YOUR TASKS ▸
A – In the message about the mirror experiment below, how far do the students move the detector along the reflected beam?
B – Sum up the message about the mirror experiment below in two sentences.
C – Go on writing the message about the mirror experiment below, picking up after its last sentence.

SUPPLIED TEXT ▸

★ ★ ★ ★ ★ ★ ★

Thanks for looking at this.
I still think the reflected ray should follow 1/r^2, but I was working on intuition.
As you said, the reflected ray is still a ray, but perhaps a bit more dispersed.

Background:
These are not my students, I am just running down a question from a colleague.
So…I am not entirely familiar with the experimental setup.
From what I could gather second hand:
A single ray from an incandescent source collimated from slit mask.
Detector: https://www.pasco.com/products/sensors/pasport/ps-2106 <https://www.pasco.com/products/sensors/pasport/ps-2106>
Incident on a 10cm x 10cm rear surfaced aluminum plexiglass mirror.
Angle of incidence is at either 10,°,30°, 45° to the mirror - they did several angles .
The detector has a collimated tube on it.
Students are moving the detector ~0 to 50cm along the beam after the reflection.
I think they have the beam and detector reasonably collinear.

Since the students are getting linear results for seemingly good reasons, I feel their work needs to be addressed.

Some dubious sites and forums that all boil down to 'if the rays leave parallel then inverse square doesn’t work'. There are more.

★ ★ ★ ★ ★ ★ ★

EXTRACTED INFORMATION ▸
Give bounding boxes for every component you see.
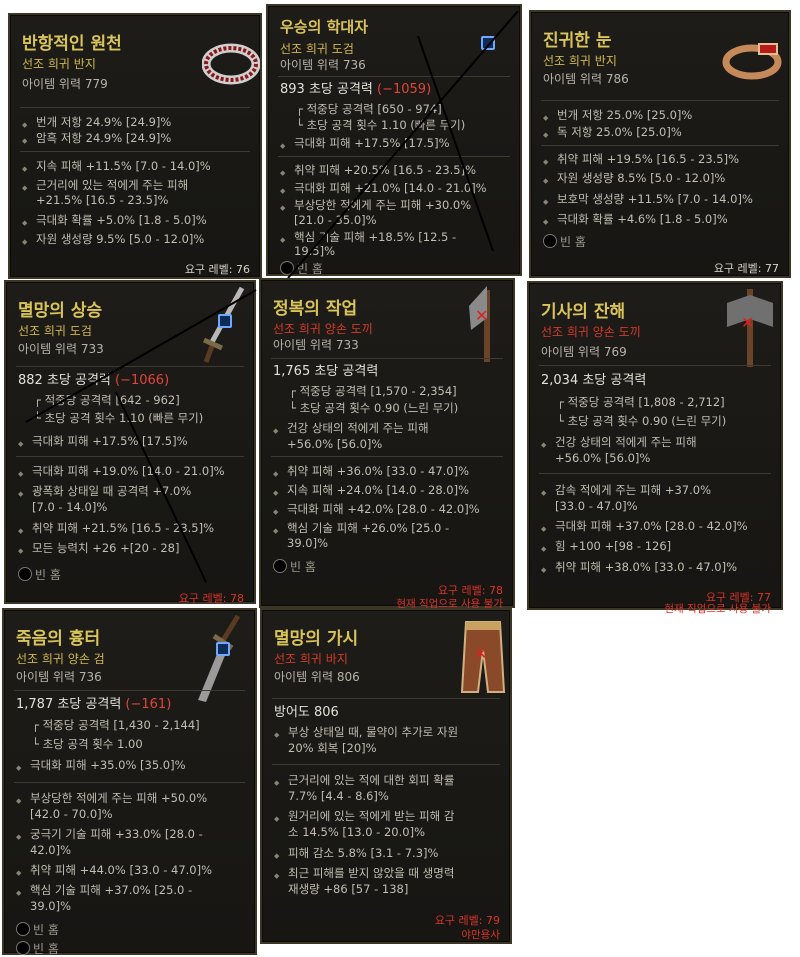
- item-title: 죽음의 흉터: [16, 629, 101, 649]
- item-power: 아이템 위력 786: [543, 72, 629, 86]
- item-type: 선조 희귀 바지: [274, 652, 348, 666]
- item-type: 선조 희귀 반지: [22, 57, 96, 71]
- stat-line: 취약 피해 +36.0% [33.0 - 47.0]%: [273, 464, 505, 481]
- item-card-death-scar[interactable]: 죽음의 흉터 선조 희귀 양손 검 아이템 위력 736 1,787 초당 공격…: [2, 608, 257, 957]
- item-power: 아이템 위력 733: [273, 338, 359, 352]
- stat-line: 자원 생성량 8.5% [5.0 - 12.0]%: [543, 171, 781, 188]
- stat-line: 소 14.5% [13.0 - 20.0]%: [288, 825, 425, 839]
- ring-icon: [722, 43, 782, 80]
- item-card-doom-ascent[interactable]: 멸망의 상승 선조 희귀 도검 아이템 위력 733 882 초당 공격력 (−…: [4, 280, 257, 605]
- item-title: 진귀한 눈: [543, 31, 612, 51]
- item-type: 선조 희귀 양손 도끼: [541, 325, 641, 339]
- damage-per-second: 1,765 초당 공격력: [273, 364, 379, 379]
- item-type: 선조 희귀 양손 도끼: [273, 322, 373, 336]
- stat-line: ┌ 적중당 공격력 [1,430 - 2,144]: [32, 718, 200, 732]
- item-type: 선조 희귀 양손 검: [16, 652, 105, 666]
- required-level: 요구 레벨: 79: [434, 914, 500, 927]
- stat-line: 극대화 피해 +42.0% [28.0 - 42.0]%: [273, 502, 505, 519]
- stat-line: 근거리에 있는 적에 대한 회피 확률: [274, 773, 502, 790]
- stat-line: └ 초당 공격 횟수 0.90 (느린 무기): [289, 401, 459, 415]
- item-card-knight-remains[interactable]: 기사의 잔해 선조 희귀 양손 도끼 아이템 위력 769 ✕ 2,034 초당…: [527, 281, 783, 615]
- required-level: 요구 레벨: 77: [713, 262, 779, 275]
- empty-socket: 빈 홈: [273, 558, 316, 575]
- lock-icon: [216, 642, 230, 656]
- stat-line: 취약 피해 +38.0% [33.0 - 47.0]%: [541, 560, 773, 577]
- item-power: 아이템 위력 736: [16, 670, 102, 684]
- stat-line: 원거리에 있는 적에게 받는 피해 감: [274, 809, 502, 826]
- stat-line: 39.0]%: [287, 536, 329, 550]
- stat-line: 궁극기 기술 피해 +33.0% [28.0 -: [16, 827, 247, 844]
- item-title: 반항적인 원천: [22, 34, 122, 54]
- cross-out-mark: [25, 289, 257, 583]
- item-card-doom-thorn[interactable]: 멸망의 가시 선조 희귀 바지 아이템 위력 806 ✕ 방어도 806 부상 …: [260, 608, 512, 944]
- stat-line: 자원 생성량 9.5% [5.0 - 12.0]%: [22, 232, 252, 249]
- stat-line: [42.0 - 70.0]%: [30, 807, 113, 821]
- stat-line: +56.0% [56.0]%: [555, 451, 651, 465]
- stat-line: 지속 피해 +24.0% [14.0 - 28.0]%: [273, 483, 505, 500]
- stat-line: 독 저항 25.0% [25.0]%: [543, 125, 781, 142]
- stat-line: 39.0]%: [30, 899, 72, 913]
- empty-socket: 빈 홈: [16, 940, 59, 957]
- damage-per-second: 2,034 초당 공격력: [541, 373, 647, 388]
- unusable-icon: ✕: [474, 644, 488, 663]
- stat-line: [33.0 - 47.0]%: [555, 499, 638, 513]
- stat-line: 부상 상태일 때, 물약이 추가로 자원: [274, 725, 502, 742]
- stat-line: 42.0]%: [30, 843, 72, 857]
- item-power: 아이템 위력 769: [541, 345, 627, 359]
- item-card-conquest-work[interactable]: 정복의 작업 선조 희귀 양손 도끼 아이템 위력 733 ✕ 1,765 초당…: [259, 278, 515, 610]
- stat-line: 최근 피해를 받지 않았을 때 생명력: [274, 866, 502, 883]
- stat-line: 근거리에 있는 적에게 주는 피해: [22, 178, 252, 195]
- unusable-icon: ✕: [475, 306, 489, 325]
- item-title: 기사의 잔해: [541, 302, 626, 322]
- empty-socket: 빈 홈: [543, 233, 586, 250]
- stat-line: +21.5% [16.5 - 23.5]%: [36, 193, 169, 207]
- item-card-rare-eye[interactable]: 진귀한 눈 선조 희귀 반지 아이템 위력 786 번개 저항 25.0% [2…: [529, 10, 791, 278]
- item-title: 정복의 작업: [273, 299, 358, 319]
- stat-line: 보호막 생성량 +11.5% [7.0 - 14.0]%: [543, 192, 781, 209]
- item-power: 아이템 위력 806: [274, 670, 360, 684]
- stat-line: 감속 적에게 주는 피해 +37.0%: [541, 483, 773, 500]
- item-title: 멸망의 가시: [274, 629, 359, 649]
- stat-line: 극대화 확률 +5.0% [1.8 - 5.0]%: [22, 213, 252, 230]
- stat-line: 피해 감소 5.8% [3.1 - 7.3]%: [274, 846, 502, 863]
- class-restriction-warning: 현재 직업으로 사용 불가: [664, 603, 771, 615]
- class-restriction-warning: 야만용사: [461, 929, 500, 941]
- stat-line: 건강 상태의 적에게 주는 피해: [541, 435, 773, 452]
- empty-socket: 빈 홈: [16, 921, 59, 938]
- item-power: 아이템 위력 779: [22, 77, 108, 91]
- stat-line: 핵심 기술 피해 +37.0% [25.0 -: [16, 883, 247, 900]
- stat-line: 건강 상태의 적에게 주는 피해: [273, 421, 505, 438]
- damage-diff: (−161): [125, 697, 172, 712]
- stat-line: 번개 저항 25.0% [25.0]%: [543, 108, 781, 125]
- stat-line: 지속 피해 +11.5% [7.0 - 14.0]%: [22, 159, 252, 176]
- stat-line: 암흑 저항 24.9% [24.9]%: [22, 131, 252, 148]
- stat-line: └ 초당 공격 횟수 1.00: [32, 737, 143, 751]
- stat-line: ┌ 적중당 공격력 [1,808 - 2,712]: [557, 395, 725, 409]
- stat-line: 취약 피해 +19.5% [16.5 - 23.5]%: [543, 152, 781, 169]
- required-level: 요구 레벨: 76: [184, 263, 250, 276]
- item-card-defiant-source[interactable]: 반항적인 원천 선조 희귀 반지 아이템 위력 779 번개 저항 24.9% …: [8, 13, 262, 279]
- damage-per-second: 1,787 초당 공격력 (−161): [16, 697, 172, 712]
- stat-line: 번개 저항 24.9% [24.9]%: [22, 115, 252, 132]
- stat-line: 힘 +100 +[98 - 126]: [541, 539, 773, 556]
- stat-line: └ 초당 공격 횟수 0.90 (느린 무기): [557, 414, 727, 428]
- stat-line: 재생량 +86 [57 - 138]: [288, 882, 409, 896]
- stat-line: 20% 회복 [20]%: [288, 741, 377, 755]
- stat-line: 부상당한 적에게 주는 피해 +50.0%: [16, 791, 247, 808]
- stat-line: +56.0% [56.0]%: [287, 437, 383, 451]
- item-type: 선조 희귀 반지: [543, 54, 617, 68]
- ring-icon: [202, 43, 260, 85]
- stat-line: 핵심 기술 피해 +26.0% [25.0 -: [273, 521, 505, 538]
- stat-line: 극대화 확률 +4.6% [1.8 - 5.0]%: [543, 212, 781, 229]
- item-card-champion-abuser[interactable]: 우승의 학대자 선조 희귀 도검 아이템 위력 736 893 초당 공격력 (…: [266, 4, 522, 278]
- stat-line: ┌ 적중당 공격력 [1,570 - 2,354]: [289, 384, 457, 398]
- armor-value: 방어도 806: [274, 705, 339, 720]
- cross-out-mark: [287, 10, 519, 278]
- stat-line: 취약 피해 +44.0% [33.0 - 47.0]%: [16, 863, 247, 880]
- stat-line: 7.7% [4.4 - 8.6]%: [288, 789, 389, 803]
- unusable-icon: ✕: [741, 313, 755, 332]
- stat-line: 극대화 피해 +35.0% [35.0]%: [16, 758, 247, 775]
- stat-line: 극대화 피해 +37.0% [28.0 - 42.0]%: [541, 519, 773, 536]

★ ★ ★ ★ ★ ★ ★

EXPECTED RESULTS ▸
A – From about 0 to 50 cm.

B – The writer is looking into a colleague's question about students who shine a collimated ray from an incandescent source onto a 10 cm by 10 cm rear-surfaced mirror and move a detector up to about 50 cm along the reflected beam. The students are getting linear results, and while the writer's intuition says the reflected ray should follow 1/r^2, the writer feels their work needs to be addressed.

C –
https://www.parabolixlight.com/debunking-the-inverse-square-law <https://www.parabolixlight.com/debunking-the-inverse-square-law>
https://www.digitalphotopro.com/technique/lighting-techniques/master-the-family-of-angles/2/ <https://www.digitalphotopro.com/technique/lighting-techniques/master-the-family-of-angles/2/>
https://www.youtube.com/watch?v=L1sV6TAhjfU <https://www.youtube.com/watch?v=L1sV6TAhjfU>

My current opinion is the the reflected ray is dispersed and they are not measuring a far enough range to see 1/r^2.

Scott



On Dec 8, 2021, at 1:10 PM, John Denker via Phys-l <phys-l@mail.phys-l.org> wrote:

On 12/8/21 9:34 AM, Scott Goelzer via Phys-l wrote:

using a Pasco light meter and a standard ray box

1) I hate to ask dumb questions, but....
Have they got the geometry right?

1a) I can imagine scenarios where they move the mirror in
such a way that the image does not "fill" the mirror; that
is, the edge of the mirror cuts off some of the beam.

1b) I can imagine scenarios where the sensor module blocks
the beam on its way from the source to the mirror.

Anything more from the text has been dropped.